─── Extracted material

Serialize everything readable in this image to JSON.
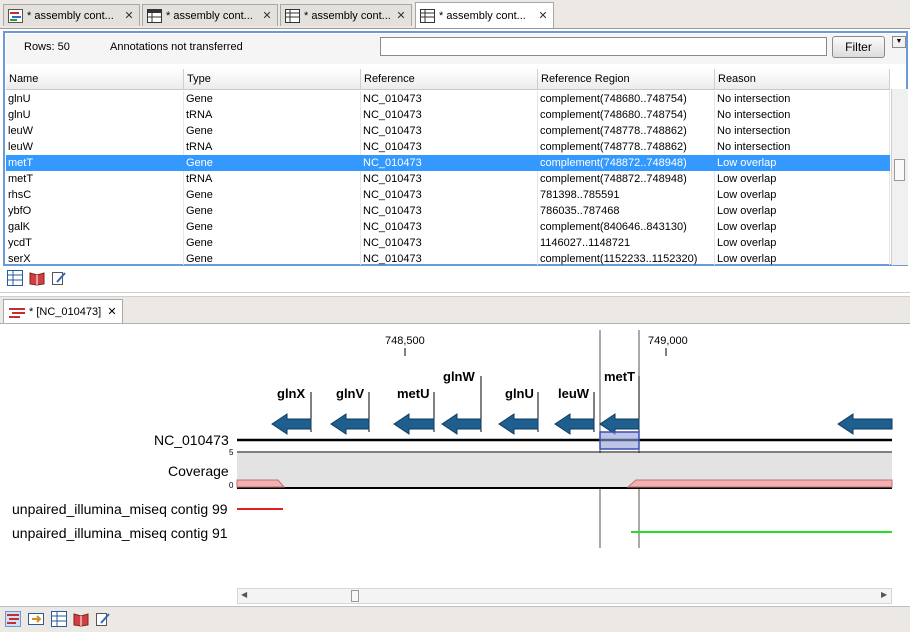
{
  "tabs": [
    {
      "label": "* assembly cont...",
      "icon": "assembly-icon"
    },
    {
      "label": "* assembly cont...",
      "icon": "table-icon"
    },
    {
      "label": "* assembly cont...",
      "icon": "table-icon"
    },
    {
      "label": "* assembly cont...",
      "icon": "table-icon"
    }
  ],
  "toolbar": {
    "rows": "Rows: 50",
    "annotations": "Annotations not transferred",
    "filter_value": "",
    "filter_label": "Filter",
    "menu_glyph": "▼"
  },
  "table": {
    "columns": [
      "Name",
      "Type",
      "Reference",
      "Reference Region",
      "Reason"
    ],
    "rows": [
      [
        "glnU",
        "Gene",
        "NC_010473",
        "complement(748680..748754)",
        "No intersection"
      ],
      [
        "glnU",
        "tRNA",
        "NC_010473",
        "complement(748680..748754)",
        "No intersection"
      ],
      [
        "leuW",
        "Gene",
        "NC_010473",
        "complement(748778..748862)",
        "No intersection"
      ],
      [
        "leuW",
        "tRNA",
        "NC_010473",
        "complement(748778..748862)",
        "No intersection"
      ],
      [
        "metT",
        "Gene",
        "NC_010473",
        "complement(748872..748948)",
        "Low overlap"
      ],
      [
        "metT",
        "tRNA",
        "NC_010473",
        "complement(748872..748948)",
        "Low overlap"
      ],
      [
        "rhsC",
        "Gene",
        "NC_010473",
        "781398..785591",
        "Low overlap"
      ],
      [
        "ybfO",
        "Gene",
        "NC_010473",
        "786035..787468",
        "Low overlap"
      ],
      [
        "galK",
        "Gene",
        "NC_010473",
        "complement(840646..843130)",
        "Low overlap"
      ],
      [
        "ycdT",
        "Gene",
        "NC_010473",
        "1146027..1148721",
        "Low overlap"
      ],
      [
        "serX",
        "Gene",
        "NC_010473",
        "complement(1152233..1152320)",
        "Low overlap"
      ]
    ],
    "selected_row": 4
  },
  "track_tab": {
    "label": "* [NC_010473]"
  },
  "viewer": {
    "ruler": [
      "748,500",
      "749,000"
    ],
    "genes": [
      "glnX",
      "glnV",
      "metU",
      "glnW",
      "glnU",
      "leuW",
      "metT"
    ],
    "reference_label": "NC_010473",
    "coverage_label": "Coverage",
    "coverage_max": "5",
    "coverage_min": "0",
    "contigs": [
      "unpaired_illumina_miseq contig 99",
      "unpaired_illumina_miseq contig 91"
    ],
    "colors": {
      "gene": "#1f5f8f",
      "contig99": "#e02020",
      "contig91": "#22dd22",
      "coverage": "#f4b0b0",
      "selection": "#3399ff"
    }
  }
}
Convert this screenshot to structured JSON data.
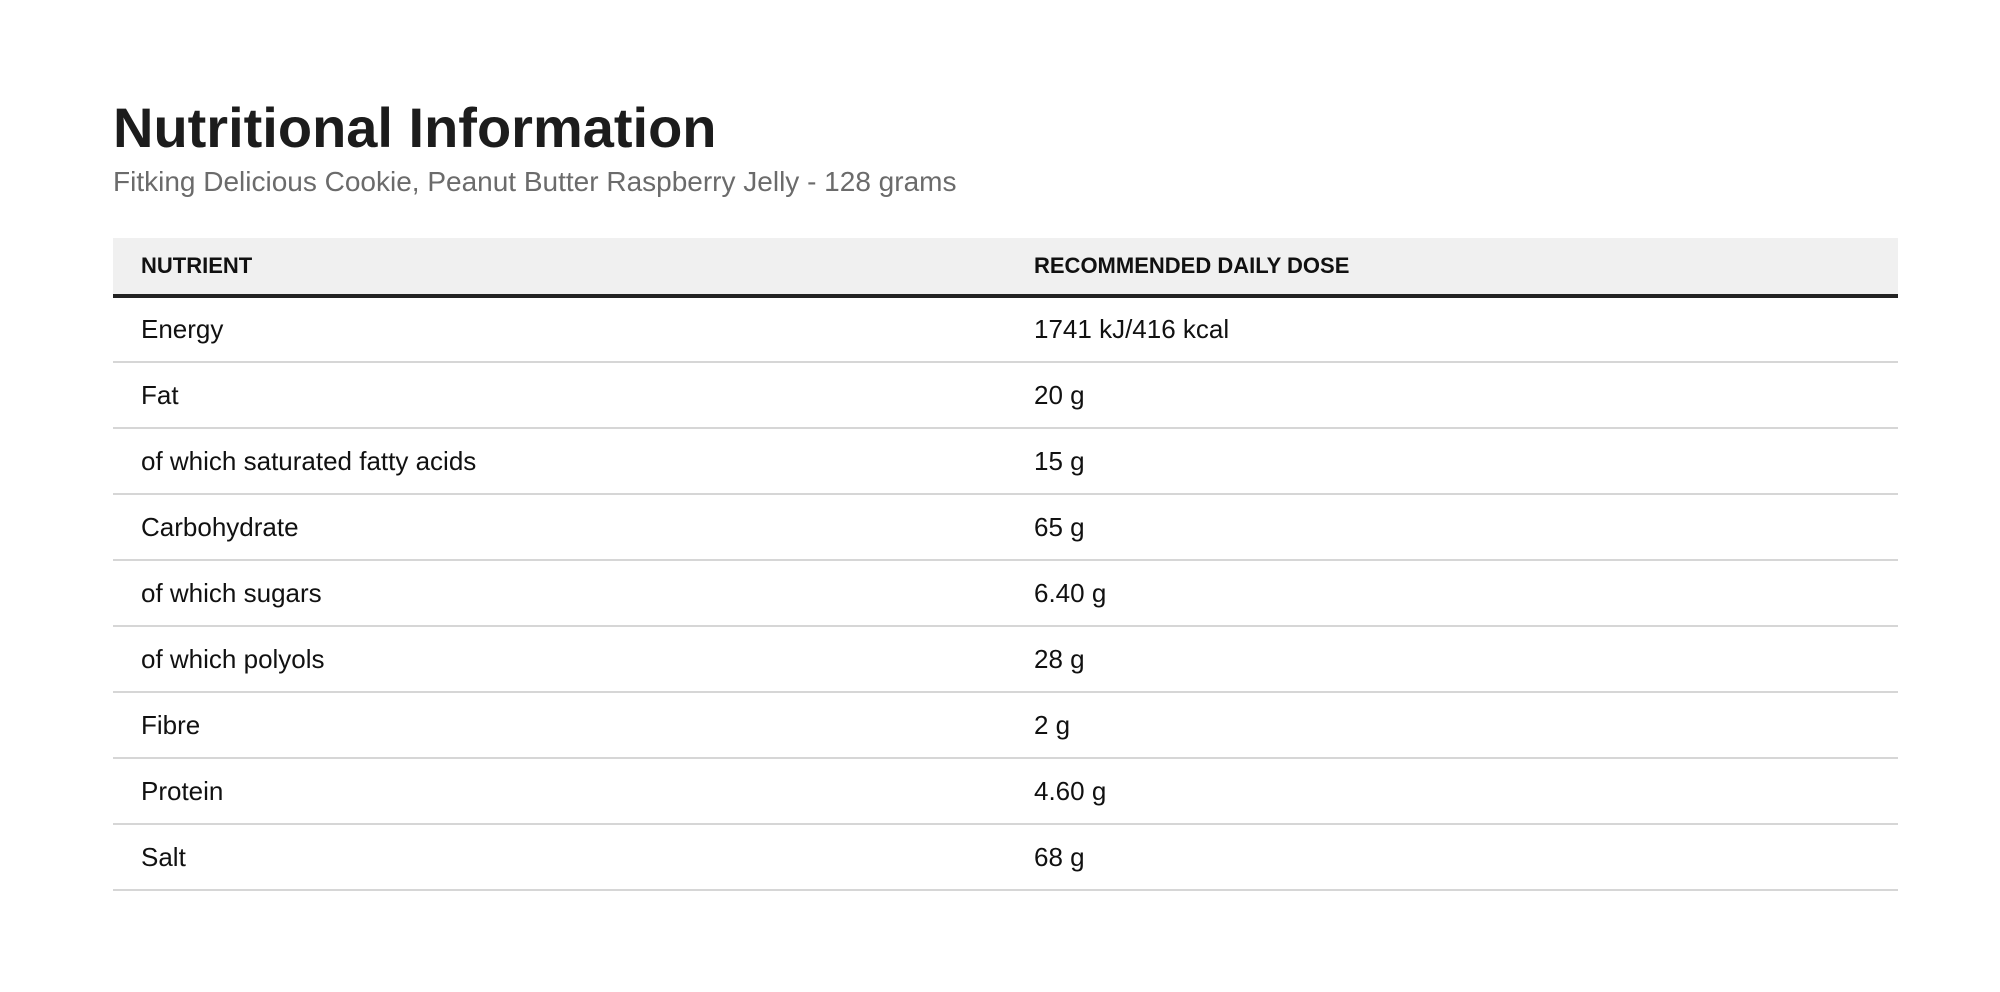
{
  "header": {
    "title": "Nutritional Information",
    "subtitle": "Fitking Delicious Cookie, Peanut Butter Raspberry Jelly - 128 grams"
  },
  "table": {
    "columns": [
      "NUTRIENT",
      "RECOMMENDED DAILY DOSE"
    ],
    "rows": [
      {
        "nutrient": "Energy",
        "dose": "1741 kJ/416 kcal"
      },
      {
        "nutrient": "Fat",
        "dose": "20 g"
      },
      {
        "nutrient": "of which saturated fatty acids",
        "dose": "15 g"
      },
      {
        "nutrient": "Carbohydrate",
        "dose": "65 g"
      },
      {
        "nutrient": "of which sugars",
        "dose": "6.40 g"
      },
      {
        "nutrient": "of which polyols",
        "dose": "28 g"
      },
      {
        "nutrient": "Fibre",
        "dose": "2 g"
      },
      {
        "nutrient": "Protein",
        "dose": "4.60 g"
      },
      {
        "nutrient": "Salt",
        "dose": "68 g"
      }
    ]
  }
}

──────

Would you output all of the entries above exactly, keeping the pictures out?

▸ Result of this exercise
Serialize everything readable in this image to JSON.
{
  "tabs": [
    {
      "label": "* assembly cont...",
      "icon": "assembly-icon"
    },
    {
      "label": "* assembly cont...",
      "icon": "table-icon"
    },
    {
      "label": "* assembly cont...",
      "icon": "table-icon"
    },
    {
      "label": "* assembly cont...",
      "icon": "table-icon"
    }
  ],
  "toolbar": {
    "rows": "Rows: 50",
    "annotations": "Annotations not transferred",
    "filter_value": "",
    "filter_label": "Filter",
    "menu_glyph": "▼"
  },
  "table": {
    "columns": [
      "Name",
      "Type",
      "Reference",
      "Reference Region",
      "Reason"
    ],
    "rows": [
      [
        "glnU",
        "Gene",
        "NC_010473",
        "complement(748680..748754)",
        "No intersection"
      ],
      [
        "glnU",
        "tRNA",
        "NC_010473",
        "complement(748680..748754)",
        "No intersection"
      ],
      [
        "leuW",
        "Gene",
        "NC_010473",
        "complement(748778..748862)",
        "No intersection"
      ],
      [
        "leuW",
        "tRNA",
        "NC_010473",
        "complement(748778..748862)",
        "No intersection"
      ],
      [
        "metT",
        "Gene",
        "NC_010473",
        "complement(748872..748948)",
        "Low overlap"
      ],
      [
        "metT",
        "tRNA",
        "NC_010473",
        "complement(748872..748948)",
        "Low overlap"
      ],
      [
        "rhsC",
        "Gene",
        "NC_010473",
        "781398..785591",
        "Low overlap"
      ],
      [
        "ybfO",
        "Gene",
        "NC_010473",
        "786035..787468",
        "Low overlap"
      ],
      [
        "galK",
        "Gene",
        "NC_010473",
        "complement(840646..843130)",
        "Low overlap"
      ],
      [
        "ycdT",
        "Gene",
        "NC_010473",
        "1146027..1148721",
        "Low overlap"
      ],
      [
        "serX",
        "Gene",
        "NC_010473",
        "complement(1152233..1152320)",
        "Low overlap"
      ]
    ],
    "selected_row": 4
  },
  "track_tab": {
    "label": "* [NC_010473]"
  },
  "viewer": {
    "ruler": [
      "748,500",
      "749,000"
    ],
    "genes": [
      "glnX",
      "glnV",
      "metU",
      "glnW",
      "glnU",
      "leuW",
      "metT"
    ],
    "reference_label": "NC_010473",
    "coverage_label": "Coverage",
    "coverage_max": "5",
    "coverage_min": "0",
    "contigs": [
      "unpaired_illumina_miseq contig 99",
      "unpaired_illumina_miseq contig 91"
    ],
    "colors": {
      "gene": "#1f5f8f",
      "contig99": "#e02020",
      "contig91": "#22dd22",
      "coverage": "#f4b0b0",
      "selection": "#3399ff"
    }
  }
}
Convert this screenshot to structured JSON data.
{
  "header": {
    "title": "Nutritional Information",
    "subtitle": "Fitking Delicious Cookie, Peanut Butter Raspberry Jelly - 128 grams"
  },
  "table": {
    "columns": [
      "NUTRIENT",
      "RECOMMENDED DAILY DOSE"
    ],
    "rows": [
      {
        "nutrient": "Energy",
        "dose": "1741 kJ/416 kcal"
      },
      {
        "nutrient": "Fat",
        "dose": "20 g"
      },
      {
        "nutrient": "of which saturated fatty acids",
        "dose": "15 g"
      },
      {
        "nutrient": "Carbohydrate",
        "dose": "65 g"
      },
      {
        "nutrient": "of which sugars",
        "dose": "6.40 g"
      },
      {
        "nutrient": "of which polyols",
        "dose": "28 g"
      },
      {
        "nutrient": "Fibre",
        "dose": "2 g"
      },
      {
        "nutrient": "Protein",
        "dose": "4.60 g"
      },
      {
        "nutrient": "Salt",
        "dose": "68 g"
      }
    ]
  }
}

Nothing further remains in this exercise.